▶ [Task description] Reproduce all of the data word for word.

(Rows from a figure dataset)
==============================
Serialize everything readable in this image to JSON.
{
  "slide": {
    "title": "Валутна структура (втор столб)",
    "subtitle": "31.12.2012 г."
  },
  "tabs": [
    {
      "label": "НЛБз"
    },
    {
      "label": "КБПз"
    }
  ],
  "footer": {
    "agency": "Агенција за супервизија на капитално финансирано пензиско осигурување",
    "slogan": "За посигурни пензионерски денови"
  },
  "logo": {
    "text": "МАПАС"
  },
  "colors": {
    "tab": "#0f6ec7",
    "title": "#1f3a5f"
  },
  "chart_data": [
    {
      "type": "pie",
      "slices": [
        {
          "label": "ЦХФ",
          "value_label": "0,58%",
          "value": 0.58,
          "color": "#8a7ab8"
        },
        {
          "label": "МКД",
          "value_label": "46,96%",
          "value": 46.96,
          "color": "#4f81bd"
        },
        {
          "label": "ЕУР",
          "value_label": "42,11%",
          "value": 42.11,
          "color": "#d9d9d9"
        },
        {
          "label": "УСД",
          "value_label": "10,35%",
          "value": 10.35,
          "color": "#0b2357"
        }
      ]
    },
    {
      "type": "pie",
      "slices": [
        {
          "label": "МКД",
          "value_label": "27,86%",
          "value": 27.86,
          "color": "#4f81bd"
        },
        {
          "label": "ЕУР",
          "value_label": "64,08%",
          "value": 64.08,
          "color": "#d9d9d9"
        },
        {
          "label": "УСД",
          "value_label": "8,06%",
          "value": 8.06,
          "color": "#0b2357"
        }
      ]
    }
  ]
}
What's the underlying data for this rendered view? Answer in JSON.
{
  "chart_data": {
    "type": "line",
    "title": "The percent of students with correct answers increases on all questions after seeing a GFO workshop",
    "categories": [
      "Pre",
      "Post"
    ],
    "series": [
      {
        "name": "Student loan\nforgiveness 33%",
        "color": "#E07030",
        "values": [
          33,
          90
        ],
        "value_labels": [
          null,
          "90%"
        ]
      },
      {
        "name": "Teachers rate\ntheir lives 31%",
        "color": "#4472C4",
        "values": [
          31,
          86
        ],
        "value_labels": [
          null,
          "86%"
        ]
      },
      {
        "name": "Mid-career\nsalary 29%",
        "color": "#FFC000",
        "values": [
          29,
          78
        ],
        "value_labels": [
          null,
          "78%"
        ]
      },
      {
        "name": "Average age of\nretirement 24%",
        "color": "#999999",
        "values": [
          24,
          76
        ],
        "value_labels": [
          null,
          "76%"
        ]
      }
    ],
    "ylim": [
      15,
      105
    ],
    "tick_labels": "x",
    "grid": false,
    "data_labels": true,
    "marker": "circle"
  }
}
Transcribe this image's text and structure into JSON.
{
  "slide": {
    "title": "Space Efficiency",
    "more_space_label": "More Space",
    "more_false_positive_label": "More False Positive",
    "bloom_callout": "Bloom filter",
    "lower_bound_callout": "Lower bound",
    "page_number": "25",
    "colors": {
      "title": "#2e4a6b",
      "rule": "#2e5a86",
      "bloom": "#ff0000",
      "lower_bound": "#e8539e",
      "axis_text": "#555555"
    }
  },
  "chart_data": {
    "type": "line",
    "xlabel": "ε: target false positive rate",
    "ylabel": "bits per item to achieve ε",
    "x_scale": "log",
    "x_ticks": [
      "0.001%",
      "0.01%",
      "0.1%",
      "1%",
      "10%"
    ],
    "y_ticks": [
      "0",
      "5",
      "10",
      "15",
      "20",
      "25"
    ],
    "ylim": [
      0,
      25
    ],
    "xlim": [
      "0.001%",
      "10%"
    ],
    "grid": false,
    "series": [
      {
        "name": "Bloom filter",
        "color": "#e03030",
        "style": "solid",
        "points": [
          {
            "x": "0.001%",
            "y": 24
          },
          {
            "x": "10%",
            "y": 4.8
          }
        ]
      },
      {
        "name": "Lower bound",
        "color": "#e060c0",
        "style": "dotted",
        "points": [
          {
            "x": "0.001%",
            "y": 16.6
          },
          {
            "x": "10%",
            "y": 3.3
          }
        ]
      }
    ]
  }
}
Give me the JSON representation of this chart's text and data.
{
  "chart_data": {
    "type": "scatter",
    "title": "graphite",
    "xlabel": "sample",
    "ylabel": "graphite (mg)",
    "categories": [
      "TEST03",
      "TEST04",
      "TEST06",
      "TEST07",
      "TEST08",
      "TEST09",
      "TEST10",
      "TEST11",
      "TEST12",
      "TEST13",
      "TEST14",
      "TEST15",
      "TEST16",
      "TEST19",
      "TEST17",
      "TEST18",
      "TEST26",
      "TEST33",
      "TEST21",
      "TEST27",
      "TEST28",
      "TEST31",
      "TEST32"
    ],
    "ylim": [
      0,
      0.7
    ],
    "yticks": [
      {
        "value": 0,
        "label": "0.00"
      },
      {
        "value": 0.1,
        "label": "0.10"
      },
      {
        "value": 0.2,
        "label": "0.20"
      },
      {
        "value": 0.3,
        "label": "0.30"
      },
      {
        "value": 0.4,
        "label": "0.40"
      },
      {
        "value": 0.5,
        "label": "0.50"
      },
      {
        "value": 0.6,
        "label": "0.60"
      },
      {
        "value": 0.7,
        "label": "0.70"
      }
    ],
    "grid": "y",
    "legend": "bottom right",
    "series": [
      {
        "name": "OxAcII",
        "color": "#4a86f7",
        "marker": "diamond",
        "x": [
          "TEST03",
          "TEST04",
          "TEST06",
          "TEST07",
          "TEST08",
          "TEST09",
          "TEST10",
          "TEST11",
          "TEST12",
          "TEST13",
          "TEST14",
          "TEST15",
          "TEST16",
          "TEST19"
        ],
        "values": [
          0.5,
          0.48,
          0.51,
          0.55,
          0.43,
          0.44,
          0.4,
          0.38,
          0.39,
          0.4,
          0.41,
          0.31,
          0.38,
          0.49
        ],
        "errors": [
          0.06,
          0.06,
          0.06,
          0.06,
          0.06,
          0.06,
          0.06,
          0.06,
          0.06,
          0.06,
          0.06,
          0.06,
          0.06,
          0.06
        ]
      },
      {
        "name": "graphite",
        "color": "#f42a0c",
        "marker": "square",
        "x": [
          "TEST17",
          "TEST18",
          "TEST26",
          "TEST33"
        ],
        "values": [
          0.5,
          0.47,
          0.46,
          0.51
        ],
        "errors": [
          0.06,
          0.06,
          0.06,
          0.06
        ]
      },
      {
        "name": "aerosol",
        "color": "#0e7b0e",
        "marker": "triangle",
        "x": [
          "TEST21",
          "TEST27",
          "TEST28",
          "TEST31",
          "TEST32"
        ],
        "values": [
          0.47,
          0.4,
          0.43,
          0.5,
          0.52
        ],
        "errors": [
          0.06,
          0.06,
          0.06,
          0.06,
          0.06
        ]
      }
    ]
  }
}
==============================
▶ [Final result]
Serialize everything readable in this image to JSON.
{
  "slide": {
    "title": "Валутна структура (втор столб)",
    "subtitle": "31.12.2012 г."
  },
  "tabs": [
    {
      "label": "НЛБз"
    },
    {
      "label": "КБПз"
    }
  ],
  "footer": {
    "agency": "Агенција за супервизија на капитално финансирано пензиско осигурување",
    "slogan": "За посигурни пензионерски денови"
  },
  "logo": {
    "text": "МАПАС"
  },
  "colors": {
    "tab": "#0f6ec7",
    "title": "#1f3a5f"
  },
  "chart_data": [
    {
      "type": "pie",
      "slices": [
        {
          "label": "ЦХФ",
          "value_label": "0,58%",
          "value": 0.58,
          "color": "#8a7ab8"
        },
        {
          "label": "МКД",
          "value_label": "46,96%",
          "value": 46.96,
          "color": "#4f81bd"
        },
        {
          "label": "ЕУР",
          "value_label": "42,11%",
          "value": 42.11,
          "color": "#d9d9d9"
        },
        {
          "label": "УСД",
          "value_label": "10,35%",
          "value": 10.35,
          "color": "#0b2357"
        }
      ]
    },
    {
      "type": "pie",
      "slices": [
        {
          "label": "МКД",
          "value_label": "27,86%",
          "value": 27.86,
          "color": "#4f81bd"
        },
        {
          "label": "ЕУР",
          "value_label": "64,08%",
          "value": 64.08,
          "color": "#d9d9d9"
        },
        {
          "label": "УСД",
          "value_label": "8,06%",
          "value": 8.06,
          "color": "#0b2357"
        }
      ]
    }
  ]
}
What's the underlying data for this rendered view? Answer in JSON.
{
  "chart_data": {
    "type": "line",
    "title": "The percent of students with correct answers increases on all questions after seeing a GFO workshop",
    "categories": [
      "Pre",
      "Post"
    ],
    "series": [
      {
        "name": "Student loan\nforgiveness 33%",
        "color": "#E07030",
        "values": [
          33,
          90
        ],
        "value_labels": [
          null,
          "90%"
        ]
      },
      {
        "name": "Teachers rate\ntheir lives 31%",
        "color": "#4472C4",
        "values": [
          31,
          86
        ],
        "value_labels": [
          null,
          "86%"
        ]
      },
      {
        "name": "Mid-career\nsalary 29%",
        "color": "#FFC000",
        "values": [
          29,
          78
        ],
        "value_labels": [
          null,
          "78%"
        ]
      },
      {
        "name": "Average age of\nretirement 24%",
        "color": "#999999",
        "values": [
          24,
          76
        ],
        "value_labels": [
          null,
          "76%"
        ]
      }
    ],
    "ylim": [
      15,
      105
    ],
    "tick_labels": "x",
    "grid": false,
    "data_labels": true,
    "marker": "circle"
  }
}
Transcribe this image's text and structure into JSON.
{
  "slide": {
    "title": "Space Efficiency",
    "more_space_label": "More Space",
    "more_false_positive_label": "More False Positive",
    "bloom_callout": "Bloom filter",
    "lower_bound_callout": "Lower bound",
    "page_number": "25",
    "colors": {
      "title": "#2e4a6b",
      "rule": "#2e5a86",
      "bloom": "#ff0000",
      "lower_bound": "#e8539e",
      "axis_text": "#555555"
    }
  },
  "chart_data": {
    "type": "line",
    "xlabel": "ε: target false positive rate",
    "ylabel": "bits per item to achieve ε",
    "x_scale": "log",
    "x_ticks": [
      "0.001%",
      "0.01%",
      "0.1%",
      "1%",
      "10%"
    ],
    "y_ticks": [
      "0",
      "5",
      "10",
      "15",
      "20",
      "25"
    ],
    "ylim": [
      0,
      25
    ],
    "xlim": [
      "0.001%",
      "10%"
    ],
    "grid": false,
    "series": [
      {
        "name": "Bloom filter",
        "color": "#e03030",
        "style": "solid",
        "points": [
          {
            "x": "0.001%",
            "y": 24
          },
          {
            "x": "10%",
            "y": 4.8
          }
        ]
      },
      {
        "name": "Lower bound",
        "color": "#e060c0",
        "style": "dotted",
        "points": [
          {
            "x": "0.001%",
            "y": 16.6
          },
          {
            "x": "10%",
            "y": 3.3
          }
        ]
      }
    ]
  }
}
Give me the JSON representation of this chart's text and data.
{
  "chart_data": {
    "type": "scatter",
    "title": "graphite",
    "xlabel": "sample",
    "ylabel": "graphite (mg)",
    "categories": [
      "TEST03",
      "TEST04",
      "TEST06",
      "TEST07",
      "TEST08",
      "TEST09",
      "TEST10",
      "TEST11",
      "TEST12",
      "TEST13",
      "TEST14",
      "TEST15",
      "TEST16",
      "TEST19",
      "TEST17",
      "TEST18",
      "TEST26",
      "TEST33",
      "TEST21",
      "TEST27",
      "TEST28",
      "TEST31",
      "TEST32"
    ],
    "ylim": [
      0,
      0.7
    ],
    "yticks": [
      {
        "value": 0,
        "label": "0.00"
      },
      {
        "value": 0.1,
        "label": "0.10"
      },
      {
        "value": 0.2,
        "label": "0.20"
      },
      {
        "value": 0.3,
        "label": "0.30"
      },
      {
        "value": 0.4,
        "label": "0.40"
      },
      {
        "value": 0.5,
        "label": "0.50"
      },
      {
        "value": 0.6,
        "label": "0.60"
      },
      {
        "value": 0.7,
        "label": "0.70"
      }
    ],
    "grid": "y",
    "legend": "bottom right",
    "series": [
      {
        "name": "OxAcII",
        "color": "#4a86f7",
        "marker": "diamond",
        "x": [
          "TEST03",
          "TEST04",
          "TEST06",
          "TEST07",
          "TEST08",
          "TEST09",
          "TEST10",
          "TEST11",
          "TEST12",
          "TEST13",
          "TEST14",
          "TEST15",
          "TEST16",
          "TEST19"
        ],
        "values": [
          0.5,
          0.48,
          0.51,
          0.55,
          0.43,
          0.44,
          0.4,
          0.38,
          0.39,
          0.4,
          0.41,
          0.31,
          0.38,
          0.49
        ],
        "errors": [
          0.06,
          0.06,
          0.06,
          0.06,
          0.06,
          0.06,
          0.06,
          0.06,
          0.06,
          0.06,
          0.06,
          0.06,
          0.06,
          0.06
        ]
      },
      {
        "name": "graphite",
        "color": "#f42a0c",
        "marker": "square",
        "x": [
          "TEST17",
          "TEST18",
          "TEST26",
          "TEST33"
        ],
        "values": [
          0.5,
          0.47,
          0.46,
          0.51
        ],
        "errors": [
          0.06,
          0.06,
          0.06,
          0.06
        ]
      },
      {
        "name": "aerosol",
        "color": "#0e7b0e",
        "marker": "triangle",
        "x": [
          "TEST21",
          "TEST27",
          "TEST28",
          "TEST31",
          "TEST32"
        ],
        "values": [
          0.47,
          0.4,
          0.43,
          0.5,
          0.52
        ],
        "errors": [
          0.06,
          0.06,
          0.06,
          0.06,
          0.06
        ]
      }
    ]
  }
}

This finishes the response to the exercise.